§ Instruction
Each line holding the word "lower" counts once; give the total and nothing more.

§ The data
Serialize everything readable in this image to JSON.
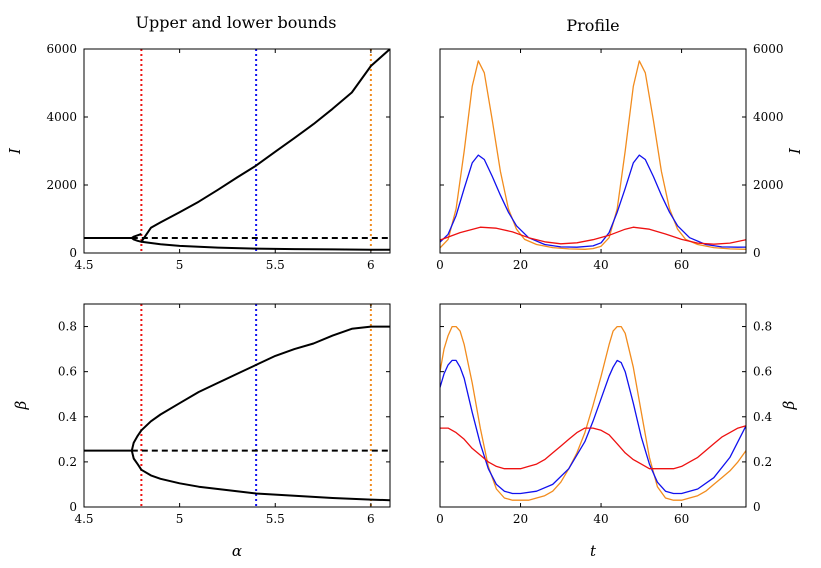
{
  "figure": {
    "left_title": "Upper and lower bounds",
    "right_title": "Profile"
  },
  "colors": {
    "red": "#ee1111",
    "blue": "#1111ee",
    "orange": "#f28c1e",
    "black": "#000000"
  },
  "chart_data": [
    {
      "id": "bounds-I",
      "type": "line",
      "title": "Upper and lower bounds",
      "xlabel": "",
      "ylabel": "I",
      "xlim": [
        4.5,
        6.1
      ],
      "ylim": [
        0,
        6000
      ],
      "xticks": [
        4.5,
        5,
        5.5,
        6
      ],
      "xtick_labels": [
        "4.5",
        "5",
        "5.5",
        "6"
      ],
      "yticks": [
        0,
        2000,
        4000,
        6000
      ],
      "ytick_labels": [
        "0",
        "2000",
        "4000",
        "6000"
      ],
      "yaxis_side": "left",
      "grid": false,
      "series": [
        {
          "style": "solid",
          "color": "#000000",
          "x": [
            4.5,
            4.6,
            4.7,
            4.75
          ],
          "y": [
            440,
            440,
            440,
            440
          ]
        },
        {
          "style": "solid",
          "color": "#000000",
          "x": [
            4.8,
            4.78,
            4.76,
            4.75,
            4.76,
            4.78,
            4.8,
            4.85,
            4.9,
            5.0,
            5.1,
            5.2,
            5.3,
            5.4,
            5.5,
            5.6,
            5.7,
            5.8,
            5.9,
            6.0,
            6.1
          ],
          "y": [
            560,
            520,
            480,
            440,
            400,
            360,
            330,
            740,
            900,
            1200,
            1510,
            1860,
            2220,
            2570,
            2980,
            3380,
            3790,
            4240,
            4720,
            5500,
            6000
          ]
        },
        {
          "style": "solid",
          "color": "#000000",
          "x": [
            4.8,
            4.9,
            5.0,
            5.2,
            5.4,
            5.6,
            5.8,
            6.0,
            6.1
          ],
          "y": [
            330,
            260,
            210,
            160,
            130,
            115,
            105,
            98,
            95
          ]
        },
        {
          "style": "dashed",
          "color": "#000000",
          "x": [
            4.75,
            6.1
          ],
          "y": [
            440,
            440
          ]
        }
      ],
      "vlines": [
        {
          "x": 4.8,
          "color": "#ee1111"
        },
        {
          "x": 5.4,
          "color": "#1111ee"
        },
        {
          "x": 6.0,
          "color": "#f28c1e"
        }
      ]
    },
    {
      "id": "profile-I",
      "type": "line",
      "title": "Profile",
      "xlabel": "",
      "ylabel": "I",
      "xlim": [
        0,
        76
      ],
      "ylim": [
        0,
        6000
      ],
      "xticks": [
        0,
        20,
        40,
        60
      ],
      "xtick_labels": [
        "0",
        "20",
        "40",
        "60"
      ],
      "yticks": [
        0,
        2000,
        4000,
        6000
      ],
      "ytick_labels": [
        "0",
        "2000",
        "4000",
        "6000"
      ],
      "yaxis_side": "right",
      "grid": false,
      "series": [
        {
          "color": "#f28c1e",
          "x": [
            0,
            2,
            4,
            6,
            8,
            9.5,
            11,
            13,
            15,
            17,
            19,
            21,
            24,
            28,
            32,
            36,
            38,
            40,
            42,
            44,
            46,
            48,
            49.5,
            51,
            53,
            55,
            57,
            59,
            61,
            64,
            68,
            72,
            76
          ],
          "y": [
            150,
            400,
            1300,
            3000,
            4900,
            5650,
            5300,
            3900,
            2400,
            1300,
            700,
            400,
            250,
            160,
            120,
            110,
            130,
            200,
            450,
            1300,
            3000,
            4900,
            5650,
            5300,
            3900,
            2400,
            1300,
            700,
            400,
            250,
            160,
            120,
            110
          ]
        },
        {
          "color": "#1111ee",
          "x": [
            0,
            2,
            4,
            6,
            8,
            9.5,
            11,
            13,
            15,
            17,
            19,
            22,
            26,
            30,
            34,
            38,
            40,
            42,
            44,
            46,
            48,
            49.5,
            51,
            53,
            55,
            57,
            59,
            62,
            66,
            70,
            74,
            76
          ],
          "y": [
            320,
            550,
            1100,
            1900,
            2650,
            2880,
            2750,
            2250,
            1700,
            1200,
            800,
            450,
            250,
            180,
            170,
            210,
            300,
            600,
            1200,
            1900,
            2650,
            2880,
            2750,
            2250,
            1700,
            1200,
            800,
            450,
            250,
            180,
            170,
            175
          ]
        },
        {
          "color": "#ee1111",
          "x": [
            0,
            5,
            10,
            14,
            18,
            22,
            26,
            30,
            34,
            38,
            42,
            46,
            48,
            52,
            56,
            60,
            64,
            68,
            72,
            76
          ],
          "y": [
            380,
            600,
            760,
            730,
            620,
            450,
            330,
            270,
            300,
            390,
            520,
            700,
            760,
            700,
            560,
            400,
            290,
            260,
            290,
            390
          ]
        }
      ],
      "vlines": []
    },
    {
      "id": "bounds-beta",
      "type": "line",
      "title": "",
      "xlabel": "α",
      "ylabel": "β",
      "xlim": [
        4.5,
        6.1
      ],
      "ylim": [
        0,
        0.9
      ],
      "xticks": [
        4.5,
        5,
        5.5,
        6
      ],
      "xtick_labels": [
        "4.5",
        "5",
        "5.5",
        "6"
      ],
      "yticks": [
        0,
        0.2,
        0.4,
        0.6,
        0.8
      ],
      "ytick_labels": [
        "0",
        "0.2",
        "0.4",
        "0.6",
        "0.8"
      ],
      "yaxis_side": "left",
      "grid": false,
      "series": [
        {
          "style": "solid",
          "color": "#000000",
          "x": [
            4.5,
            4.6,
            4.7,
            4.75
          ],
          "y": [
            0.25,
            0.25,
            0.25,
            0.25
          ]
        },
        {
          "style": "solid",
          "color": "#000000",
          "x": [
            4.75,
            4.76,
            4.78,
            4.8,
            4.85,
            4.9,
            5.0,
            5.1,
            5.2,
            5.3,
            5.4,
            5.5,
            5.6,
            5.7,
            5.8,
            5.9,
            6.0,
            6.1
          ],
          "y": [
            0.25,
            0.285,
            0.315,
            0.34,
            0.38,
            0.41,
            0.46,
            0.51,
            0.55,
            0.59,
            0.63,
            0.67,
            0.7,
            0.725,
            0.76,
            0.79,
            0.8,
            0.8
          ]
        },
        {
          "style": "solid",
          "color": "#000000",
          "x": [
            4.75,
            4.76,
            4.78,
            4.8,
            4.85,
            4.9,
            5.0,
            5.1,
            5.2,
            5.3,
            5.4,
            5.6,
            5.8,
            6.0,
            6.1
          ],
          "y": [
            0.25,
            0.215,
            0.19,
            0.165,
            0.14,
            0.125,
            0.105,
            0.09,
            0.08,
            0.07,
            0.06,
            0.05,
            0.04,
            0.033,
            0.03
          ]
        },
        {
          "style": "dashed",
          "color": "#000000",
          "x": [
            4.75,
            6.1
          ],
          "y": [
            0.25,
            0.25
          ]
        }
      ],
      "vlines": [
        {
          "x": 4.8,
          "color": "#ee1111"
        },
        {
          "x": 5.4,
          "color": "#1111ee"
        },
        {
          "x": 6.0,
          "color": "#f28c1e"
        }
      ]
    },
    {
      "id": "profile-beta",
      "type": "line",
      "title": "",
      "xlabel": "t",
      "ylabel": "β",
      "xlim": [
        0,
        76
      ],
      "ylim": [
        0,
        0.9
      ],
      "xticks": [
        0,
        20,
        40,
        60
      ],
      "xtick_labels": [
        "0",
        "20",
        "40",
        "60"
      ],
      "yticks": [
        0,
        0.2,
        0.4,
        0.6,
        0.8
      ],
      "ytick_labels": [
        "0",
        "0.2",
        "0.4",
        "0.6",
        "0.8"
      ],
      "yaxis_side": "right",
      "grid": false,
      "series": [
        {
          "color": "#f28c1e",
          "x": [
            0,
            1,
            2,
            3,
            4,
            5,
            6,
            8,
            10,
            12,
            14,
            16,
            18,
            20,
            22,
            24,
            26,
            28,
            30,
            32,
            34,
            36,
            38,
            40,
            41,
            42,
            43,
            44,
            45,
            46,
            48,
            50,
            52,
            54,
            56,
            58,
            60,
            62,
            64,
            66,
            68,
            70,
            72,
            74,
            76
          ],
          "y": [
            0.6,
            0.7,
            0.76,
            0.8,
            0.8,
            0.78,
            0.72,
            0.55,
            0.35,
            0.18,
            0.08,
            0.04,
            0.03,
            0.03,
            0.03,
            0.04,
            0.05,
            0.07,
            0.11,
            0.17,
            0.24,
            0.33,
            0.45,
            0.58,
            0.65,
            0.72,
            0.78,
            0.8,
            0.8,
            0.77,
            0.62,
            0.42,
            0.22,
            0.09,
            0.04,
            0.03,
            0.03,
            0.04,
            0.05,
            0.07,
            0.1,
            0.13,
            0.16,
            0.2,
            0.25
          ]
        },
        {
          "color": "#1111ee",
          "x": [
            0,
            1,
            2,
            3,
            4,
            5,
            6,
            8,
            10,
            12,
            14,
            16,
            18,
            20,
            24,
            28,
            32,
            36,
            38,
            40,
            42,
            43,
            44,
            45,
            46,
            48,
            50,
            52,
            54,
            56,
            58,
            60,
            64,
            68,
            72,
            76
          ],
          "y": [
            0.53,
            0.59,
            0.63,
            0.65,
            0.65,
            0.62,
            0.57,
            0.42,
            0.28,
            0.17,
            0.1,
            0.07,
            0.06,
            0.06,
            0.07,
            0.1,
            0.17,
            0.29,
            0.38,
            0.48,
            0.58,
            0.62,
            0.65,
            0.64,
            0.6,
            0.46,
            0.31,
            0.19,
            0.11,
            0.07,
            0.06,
            0.06,
            0.08,
            0.13,
            0.22,
            0.36
          ]
        },
        {
          "color": "#ee1111",
          "x": [
            0,
            2,
            4,
            6,
            8,
            10,
            12,
            14,
            16,
            18,
            20,
            22,
            24,
            26,
            28,
            30,
            32,
            34,
            36,
            38,
            40,
            42,
            44,
            46,
            48,
            50,
            52,
            54,
            56,
            58,
            60,
            62,
            64,
            66,
            68,
            70,
            72,
            74,
            76
          ],
          "y": [
            0.35,
            0.35,
            0.33,
            0.3,
            0.26,
            0.23,
            0.2,
            0.18,
            0.17,
            0.17,
            0.17,
            0.18,
            0.19,
            0.21,
            0.24,
            0.27,
            0.3,
            0.33,
            0.35,
            0.35,
            0.34,
            0.32,
            0.28,
            0.24,
            0.21,
            0.19,
            0.17,
            0.17,
            0.17,
            0.17,
            0.18,
            0.2,
            0.22,
            0.25,
            0.28,
            0.31,
            0.33,
            0.35,
            0.36
          ]
        }
      ],
      "vlines": []
    }
  ]
}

§ Output for this exercise
2